SET PROBLEM. Quote precisely the final stretch of the listing: start at the line containing "What does this" and stop after the last line.

DATASET RECORDS.

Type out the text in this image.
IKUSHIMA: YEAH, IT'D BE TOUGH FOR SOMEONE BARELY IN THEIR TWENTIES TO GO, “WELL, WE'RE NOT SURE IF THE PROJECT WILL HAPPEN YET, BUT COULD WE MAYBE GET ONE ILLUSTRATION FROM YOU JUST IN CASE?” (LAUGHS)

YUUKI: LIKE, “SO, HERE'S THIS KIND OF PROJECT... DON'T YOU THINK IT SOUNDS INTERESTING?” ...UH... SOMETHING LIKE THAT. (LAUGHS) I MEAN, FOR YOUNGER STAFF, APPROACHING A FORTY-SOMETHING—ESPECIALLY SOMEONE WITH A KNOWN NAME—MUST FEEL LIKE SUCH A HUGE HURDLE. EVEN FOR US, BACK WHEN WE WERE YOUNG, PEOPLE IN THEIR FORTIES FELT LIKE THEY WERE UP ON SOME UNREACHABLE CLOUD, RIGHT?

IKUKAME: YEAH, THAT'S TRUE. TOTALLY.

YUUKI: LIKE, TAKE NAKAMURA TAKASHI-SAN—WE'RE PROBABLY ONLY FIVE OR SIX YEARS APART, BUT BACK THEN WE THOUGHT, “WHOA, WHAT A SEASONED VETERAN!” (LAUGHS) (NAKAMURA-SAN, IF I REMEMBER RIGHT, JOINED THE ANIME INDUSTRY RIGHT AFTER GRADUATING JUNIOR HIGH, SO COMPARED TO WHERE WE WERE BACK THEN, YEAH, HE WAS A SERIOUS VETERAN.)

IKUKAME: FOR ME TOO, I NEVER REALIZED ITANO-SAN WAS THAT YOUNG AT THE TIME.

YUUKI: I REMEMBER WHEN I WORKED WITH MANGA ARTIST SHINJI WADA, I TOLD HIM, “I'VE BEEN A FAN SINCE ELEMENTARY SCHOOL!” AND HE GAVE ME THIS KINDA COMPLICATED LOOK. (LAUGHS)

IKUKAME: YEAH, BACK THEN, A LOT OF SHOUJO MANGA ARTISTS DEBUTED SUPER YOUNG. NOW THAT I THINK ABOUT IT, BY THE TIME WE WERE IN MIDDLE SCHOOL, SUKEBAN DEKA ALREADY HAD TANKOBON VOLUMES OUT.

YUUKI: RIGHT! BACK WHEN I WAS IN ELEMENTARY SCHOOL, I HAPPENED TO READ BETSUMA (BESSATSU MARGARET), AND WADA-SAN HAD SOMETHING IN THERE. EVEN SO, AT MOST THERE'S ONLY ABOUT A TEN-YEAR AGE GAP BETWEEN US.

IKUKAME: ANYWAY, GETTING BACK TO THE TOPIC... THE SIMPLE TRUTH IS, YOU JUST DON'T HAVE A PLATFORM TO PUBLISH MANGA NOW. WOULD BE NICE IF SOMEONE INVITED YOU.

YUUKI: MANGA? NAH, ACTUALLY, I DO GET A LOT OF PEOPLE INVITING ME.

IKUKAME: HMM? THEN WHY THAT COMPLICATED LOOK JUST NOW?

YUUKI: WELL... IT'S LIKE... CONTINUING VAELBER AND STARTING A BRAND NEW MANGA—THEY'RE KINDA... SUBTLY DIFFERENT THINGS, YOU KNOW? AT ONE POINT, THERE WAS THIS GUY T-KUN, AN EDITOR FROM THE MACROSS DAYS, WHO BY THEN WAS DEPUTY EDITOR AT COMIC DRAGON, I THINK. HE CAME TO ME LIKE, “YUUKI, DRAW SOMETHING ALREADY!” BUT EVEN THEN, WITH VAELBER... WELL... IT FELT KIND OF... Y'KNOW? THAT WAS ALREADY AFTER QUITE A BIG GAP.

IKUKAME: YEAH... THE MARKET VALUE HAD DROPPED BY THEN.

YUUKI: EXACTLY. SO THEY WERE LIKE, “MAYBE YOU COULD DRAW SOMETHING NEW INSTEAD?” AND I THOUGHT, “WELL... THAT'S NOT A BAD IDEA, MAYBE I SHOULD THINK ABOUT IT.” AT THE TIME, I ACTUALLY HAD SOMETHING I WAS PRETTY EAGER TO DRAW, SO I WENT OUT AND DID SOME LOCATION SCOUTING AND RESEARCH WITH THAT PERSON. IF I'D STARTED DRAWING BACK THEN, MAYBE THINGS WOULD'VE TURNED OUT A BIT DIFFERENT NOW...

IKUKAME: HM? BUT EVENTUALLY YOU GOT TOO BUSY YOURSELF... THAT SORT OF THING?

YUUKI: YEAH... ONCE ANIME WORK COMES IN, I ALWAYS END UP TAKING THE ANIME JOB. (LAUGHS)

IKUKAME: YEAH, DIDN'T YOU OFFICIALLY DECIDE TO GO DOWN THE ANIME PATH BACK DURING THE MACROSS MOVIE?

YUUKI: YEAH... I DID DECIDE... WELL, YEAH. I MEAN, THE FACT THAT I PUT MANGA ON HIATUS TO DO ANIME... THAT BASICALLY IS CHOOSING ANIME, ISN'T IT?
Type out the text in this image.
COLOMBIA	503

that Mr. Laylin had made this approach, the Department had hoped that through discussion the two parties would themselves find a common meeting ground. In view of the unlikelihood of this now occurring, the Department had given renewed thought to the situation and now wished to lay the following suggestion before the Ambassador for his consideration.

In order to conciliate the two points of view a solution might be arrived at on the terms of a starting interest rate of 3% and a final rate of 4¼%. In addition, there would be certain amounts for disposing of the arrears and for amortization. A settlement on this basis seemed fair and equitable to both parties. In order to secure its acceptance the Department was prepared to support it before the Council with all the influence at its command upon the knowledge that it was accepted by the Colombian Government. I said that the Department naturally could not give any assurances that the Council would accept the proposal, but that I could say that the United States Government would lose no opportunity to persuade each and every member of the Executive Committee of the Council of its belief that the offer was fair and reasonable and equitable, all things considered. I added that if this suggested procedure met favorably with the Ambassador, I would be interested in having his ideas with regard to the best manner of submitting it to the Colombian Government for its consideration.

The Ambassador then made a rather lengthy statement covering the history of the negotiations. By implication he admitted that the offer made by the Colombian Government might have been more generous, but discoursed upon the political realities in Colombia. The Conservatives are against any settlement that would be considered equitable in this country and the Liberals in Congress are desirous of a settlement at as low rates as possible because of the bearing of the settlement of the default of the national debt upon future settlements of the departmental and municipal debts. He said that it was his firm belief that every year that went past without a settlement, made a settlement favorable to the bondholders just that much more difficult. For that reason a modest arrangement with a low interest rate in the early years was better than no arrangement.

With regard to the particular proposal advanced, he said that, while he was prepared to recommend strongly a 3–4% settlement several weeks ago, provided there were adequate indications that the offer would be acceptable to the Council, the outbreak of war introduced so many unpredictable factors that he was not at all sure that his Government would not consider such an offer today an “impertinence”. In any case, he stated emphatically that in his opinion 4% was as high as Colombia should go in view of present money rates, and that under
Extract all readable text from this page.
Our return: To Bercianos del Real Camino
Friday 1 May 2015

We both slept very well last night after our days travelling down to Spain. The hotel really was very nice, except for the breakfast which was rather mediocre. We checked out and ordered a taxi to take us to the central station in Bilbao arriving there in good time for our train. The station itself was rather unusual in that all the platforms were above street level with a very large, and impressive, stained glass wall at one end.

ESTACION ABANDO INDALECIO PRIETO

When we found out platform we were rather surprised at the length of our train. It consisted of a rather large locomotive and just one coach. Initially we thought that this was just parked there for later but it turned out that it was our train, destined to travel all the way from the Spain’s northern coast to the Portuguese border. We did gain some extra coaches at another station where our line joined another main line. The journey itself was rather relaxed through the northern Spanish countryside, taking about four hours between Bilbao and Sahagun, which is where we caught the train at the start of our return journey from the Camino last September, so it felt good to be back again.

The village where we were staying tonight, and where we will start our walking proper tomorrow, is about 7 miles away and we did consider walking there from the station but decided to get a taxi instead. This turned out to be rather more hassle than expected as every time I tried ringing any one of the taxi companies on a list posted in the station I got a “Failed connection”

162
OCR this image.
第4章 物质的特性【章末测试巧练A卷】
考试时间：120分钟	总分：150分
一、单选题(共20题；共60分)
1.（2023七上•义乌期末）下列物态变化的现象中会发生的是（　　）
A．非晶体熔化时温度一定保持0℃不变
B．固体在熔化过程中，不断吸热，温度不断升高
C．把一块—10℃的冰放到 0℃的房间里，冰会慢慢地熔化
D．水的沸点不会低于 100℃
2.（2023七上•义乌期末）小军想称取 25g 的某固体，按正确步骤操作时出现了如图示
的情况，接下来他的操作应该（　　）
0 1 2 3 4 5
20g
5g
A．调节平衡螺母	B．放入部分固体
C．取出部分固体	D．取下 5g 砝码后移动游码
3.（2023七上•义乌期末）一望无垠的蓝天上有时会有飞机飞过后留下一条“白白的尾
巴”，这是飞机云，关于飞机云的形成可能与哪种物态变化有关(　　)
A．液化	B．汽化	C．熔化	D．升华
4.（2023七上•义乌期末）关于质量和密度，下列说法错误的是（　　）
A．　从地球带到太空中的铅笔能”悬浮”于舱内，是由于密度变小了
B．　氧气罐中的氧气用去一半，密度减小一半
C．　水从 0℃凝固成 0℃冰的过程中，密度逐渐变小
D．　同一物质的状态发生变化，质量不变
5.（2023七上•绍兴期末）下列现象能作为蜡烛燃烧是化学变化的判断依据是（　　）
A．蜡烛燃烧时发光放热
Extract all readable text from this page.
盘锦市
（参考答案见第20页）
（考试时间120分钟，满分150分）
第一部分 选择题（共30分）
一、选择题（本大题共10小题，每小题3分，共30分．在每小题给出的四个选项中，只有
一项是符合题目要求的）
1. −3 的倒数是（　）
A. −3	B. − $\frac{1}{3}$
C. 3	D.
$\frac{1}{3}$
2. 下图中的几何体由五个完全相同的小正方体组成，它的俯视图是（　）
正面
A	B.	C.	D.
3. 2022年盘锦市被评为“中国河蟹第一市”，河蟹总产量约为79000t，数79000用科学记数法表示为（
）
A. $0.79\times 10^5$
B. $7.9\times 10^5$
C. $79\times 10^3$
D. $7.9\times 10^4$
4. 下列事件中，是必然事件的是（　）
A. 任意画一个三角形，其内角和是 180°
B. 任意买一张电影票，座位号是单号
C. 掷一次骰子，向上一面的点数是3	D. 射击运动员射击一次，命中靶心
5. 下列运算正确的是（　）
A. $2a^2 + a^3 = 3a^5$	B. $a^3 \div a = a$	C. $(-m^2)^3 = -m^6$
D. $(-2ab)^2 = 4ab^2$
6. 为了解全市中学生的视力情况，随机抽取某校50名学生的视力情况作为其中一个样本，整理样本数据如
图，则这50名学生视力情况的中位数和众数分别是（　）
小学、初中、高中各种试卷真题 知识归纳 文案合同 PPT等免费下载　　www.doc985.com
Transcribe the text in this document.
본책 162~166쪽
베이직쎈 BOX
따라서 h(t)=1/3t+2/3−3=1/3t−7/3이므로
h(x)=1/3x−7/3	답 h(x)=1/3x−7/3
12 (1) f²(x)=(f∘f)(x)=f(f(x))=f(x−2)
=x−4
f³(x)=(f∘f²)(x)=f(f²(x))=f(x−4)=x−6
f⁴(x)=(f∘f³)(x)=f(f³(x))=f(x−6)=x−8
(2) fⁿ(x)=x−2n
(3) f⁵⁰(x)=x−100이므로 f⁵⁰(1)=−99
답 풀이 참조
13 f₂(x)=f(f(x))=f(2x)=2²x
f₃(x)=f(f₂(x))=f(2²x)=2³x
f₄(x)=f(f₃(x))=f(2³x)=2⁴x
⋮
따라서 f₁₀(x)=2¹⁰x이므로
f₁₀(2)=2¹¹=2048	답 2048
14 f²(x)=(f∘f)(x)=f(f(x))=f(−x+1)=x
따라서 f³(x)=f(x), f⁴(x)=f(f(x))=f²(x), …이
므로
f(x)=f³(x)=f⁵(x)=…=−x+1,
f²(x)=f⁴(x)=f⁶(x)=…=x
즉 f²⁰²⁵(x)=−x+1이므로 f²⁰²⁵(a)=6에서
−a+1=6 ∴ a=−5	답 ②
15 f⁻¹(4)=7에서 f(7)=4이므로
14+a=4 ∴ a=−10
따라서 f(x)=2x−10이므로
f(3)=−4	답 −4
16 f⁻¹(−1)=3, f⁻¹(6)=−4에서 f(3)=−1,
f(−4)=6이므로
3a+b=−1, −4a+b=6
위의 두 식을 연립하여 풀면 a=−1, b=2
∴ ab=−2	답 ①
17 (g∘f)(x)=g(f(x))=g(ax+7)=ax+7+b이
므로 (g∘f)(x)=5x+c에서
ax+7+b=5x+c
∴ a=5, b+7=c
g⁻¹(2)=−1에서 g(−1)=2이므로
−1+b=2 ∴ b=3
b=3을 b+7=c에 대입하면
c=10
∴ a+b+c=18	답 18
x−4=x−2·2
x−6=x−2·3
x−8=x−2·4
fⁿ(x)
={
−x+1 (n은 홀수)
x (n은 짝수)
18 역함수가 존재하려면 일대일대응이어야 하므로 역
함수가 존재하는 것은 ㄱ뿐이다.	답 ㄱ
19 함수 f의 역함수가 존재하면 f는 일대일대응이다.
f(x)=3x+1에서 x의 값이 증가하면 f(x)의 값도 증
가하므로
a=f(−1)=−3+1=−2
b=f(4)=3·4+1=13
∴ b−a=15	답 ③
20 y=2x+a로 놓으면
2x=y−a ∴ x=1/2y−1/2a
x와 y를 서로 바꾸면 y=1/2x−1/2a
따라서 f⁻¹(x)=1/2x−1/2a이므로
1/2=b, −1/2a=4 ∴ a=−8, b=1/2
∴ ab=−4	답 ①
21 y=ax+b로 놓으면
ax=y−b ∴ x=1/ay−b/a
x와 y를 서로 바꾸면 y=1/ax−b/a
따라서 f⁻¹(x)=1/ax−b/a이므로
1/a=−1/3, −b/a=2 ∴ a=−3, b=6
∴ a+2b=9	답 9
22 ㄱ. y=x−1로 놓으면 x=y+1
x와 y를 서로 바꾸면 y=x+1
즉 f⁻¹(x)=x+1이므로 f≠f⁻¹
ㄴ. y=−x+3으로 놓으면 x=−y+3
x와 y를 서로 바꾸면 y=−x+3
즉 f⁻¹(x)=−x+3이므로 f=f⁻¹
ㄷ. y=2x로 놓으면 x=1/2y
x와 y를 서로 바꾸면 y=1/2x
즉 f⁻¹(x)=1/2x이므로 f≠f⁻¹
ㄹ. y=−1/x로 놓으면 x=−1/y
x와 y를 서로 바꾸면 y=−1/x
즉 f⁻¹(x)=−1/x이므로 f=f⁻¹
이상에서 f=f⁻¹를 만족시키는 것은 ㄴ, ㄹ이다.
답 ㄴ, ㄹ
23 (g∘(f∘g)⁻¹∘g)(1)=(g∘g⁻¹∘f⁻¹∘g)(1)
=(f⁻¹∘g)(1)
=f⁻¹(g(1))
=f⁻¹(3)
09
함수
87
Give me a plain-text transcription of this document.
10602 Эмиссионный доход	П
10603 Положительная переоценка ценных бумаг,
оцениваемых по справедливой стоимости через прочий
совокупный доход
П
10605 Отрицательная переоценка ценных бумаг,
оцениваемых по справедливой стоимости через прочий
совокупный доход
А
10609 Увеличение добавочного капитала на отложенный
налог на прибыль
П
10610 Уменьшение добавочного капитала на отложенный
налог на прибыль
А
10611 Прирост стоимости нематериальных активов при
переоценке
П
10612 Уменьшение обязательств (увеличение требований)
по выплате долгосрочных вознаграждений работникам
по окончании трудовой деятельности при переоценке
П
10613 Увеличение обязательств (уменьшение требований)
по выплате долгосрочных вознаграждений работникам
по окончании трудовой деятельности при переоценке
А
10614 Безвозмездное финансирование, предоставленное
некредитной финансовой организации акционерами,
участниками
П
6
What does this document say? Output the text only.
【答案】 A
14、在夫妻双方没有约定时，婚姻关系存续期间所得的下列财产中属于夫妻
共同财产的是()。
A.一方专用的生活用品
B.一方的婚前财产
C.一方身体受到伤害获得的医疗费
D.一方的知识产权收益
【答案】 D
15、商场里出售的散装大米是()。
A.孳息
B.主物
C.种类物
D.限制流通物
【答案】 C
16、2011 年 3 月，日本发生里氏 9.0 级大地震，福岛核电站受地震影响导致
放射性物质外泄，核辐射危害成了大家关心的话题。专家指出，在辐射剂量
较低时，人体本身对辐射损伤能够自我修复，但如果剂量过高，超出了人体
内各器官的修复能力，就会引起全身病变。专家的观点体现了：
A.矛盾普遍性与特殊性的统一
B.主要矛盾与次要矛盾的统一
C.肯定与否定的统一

TASK OUTPUT.
What does this document say? Output the text only.
【答案】 A
14、在夫妻双方没有约定时，婚姻关系存续期间所得的下列财产中属于夫妻
共同财产的是()。
A.一方专用的生活用品
B.一方的婚前财产
C.一方身体受到伤害获得的医疗费
D.一方的知识产权收益
【答案】 D
15、商场里出售的散装大米是()。
A.孳息
B.主物
C.种类物
D.限制流通物
【答案】 C
16、2011 年 3 月，日本发生里氏 9.0 级大地震，福岛核电站受地震影响导致
放射性物质外泄，核辐射危害成了大家关心的话题。专家指出，在辐射剂量
较低时，人体本身对辐射损伤能够自我修复，但如果剂量过高，超出了人体
内各器官的修复能力，就会引起全身病变。专家的观点体现了：
A.矛盾普遍性与特殊性的统一
B.主要矛盾与次要矛盾的统一
C.肯定与否定的统一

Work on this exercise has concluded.